What you need to do
Transcribe all of the material exactly.

+-------+

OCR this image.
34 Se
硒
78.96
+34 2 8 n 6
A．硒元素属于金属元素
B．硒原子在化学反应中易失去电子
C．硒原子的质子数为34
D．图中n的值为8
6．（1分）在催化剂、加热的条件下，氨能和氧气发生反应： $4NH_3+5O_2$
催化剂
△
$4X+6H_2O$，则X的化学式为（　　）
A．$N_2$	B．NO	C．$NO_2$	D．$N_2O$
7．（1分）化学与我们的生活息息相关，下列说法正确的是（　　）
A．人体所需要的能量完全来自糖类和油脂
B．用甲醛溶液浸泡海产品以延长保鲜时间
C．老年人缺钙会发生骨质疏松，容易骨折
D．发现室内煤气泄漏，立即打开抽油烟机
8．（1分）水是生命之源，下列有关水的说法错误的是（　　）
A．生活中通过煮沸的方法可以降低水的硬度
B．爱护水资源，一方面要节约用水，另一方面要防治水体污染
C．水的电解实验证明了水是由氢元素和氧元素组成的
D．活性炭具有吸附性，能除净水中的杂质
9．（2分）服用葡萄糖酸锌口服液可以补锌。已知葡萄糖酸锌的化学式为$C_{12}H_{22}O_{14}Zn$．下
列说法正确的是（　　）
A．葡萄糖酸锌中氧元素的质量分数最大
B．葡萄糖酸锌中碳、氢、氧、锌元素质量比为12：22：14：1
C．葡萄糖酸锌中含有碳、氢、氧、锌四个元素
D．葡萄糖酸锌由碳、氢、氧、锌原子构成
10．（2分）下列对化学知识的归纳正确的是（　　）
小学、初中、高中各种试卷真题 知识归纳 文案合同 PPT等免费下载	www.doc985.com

+-------+

Result for this task
OCR this image.
34 Se
硒
78.96
+34 2 8 n 6
A．硒元素属于金属元素
B．硒原子在化学反应中易失去电子
C．硒原子的质子数为34
D．图中n的值为8
6．（1分）在催化剂、加热的条件下，氨能和氧气发生反应： $4NH_3+5O_2$
催化剂
△
$4X+6H_2O$，则X的化学式为（　　）
A．$N_2$	B．NO	C．$NO_2$	D．$N_2O$
7．（1分）化学与我们的生活息息相关，下列说法正确的是（　　）
A．人体所需要的能量完全来自糖类和油脂
B．用甲醛溶液浸泡海产品以延长保鲜时间
C．老年人缺钙会发生骨质疏松，容易骨折
D．发现室内煤气泄漏，立即打开抽油烟机
8．（1分）水是生命之源，下列有关水的说法错误的是（　　）
A．生活中通过煮沸的方法可以降低水的硬度
B．爱护水资源，一方面要节约用水，另一方面要防治水体污染
C．水的电解实验证明了水是由氢元素和氧元素组成的
D．活性炭具有吸附性，能除净水中的杂质
9．（2分）服用葡萄糖酸锌口服液可以补锌。已知葡萄糖酸锌的化学式为$C_{12}H_{22}O_{14}Zn$．下
列说法正确的是（　　）
A．葡萄糖酸锌中氧元素的质量分数最大
B．葡萄糖酸锌中碳、氢、氧、锌元素质量比为12：22：14：1
C．葡萄糖酸锌中含有碳、氢、氧、锌四个元素
D．葡萄糖酸锌由碳、氢、氧、锌原子构成
10．（2分）下列对化学知识的归纳正确的是（　　）
小学、初中、高中各种试卷真题 知识归纳 文案合同 PPT等免费下载	www.doc985.com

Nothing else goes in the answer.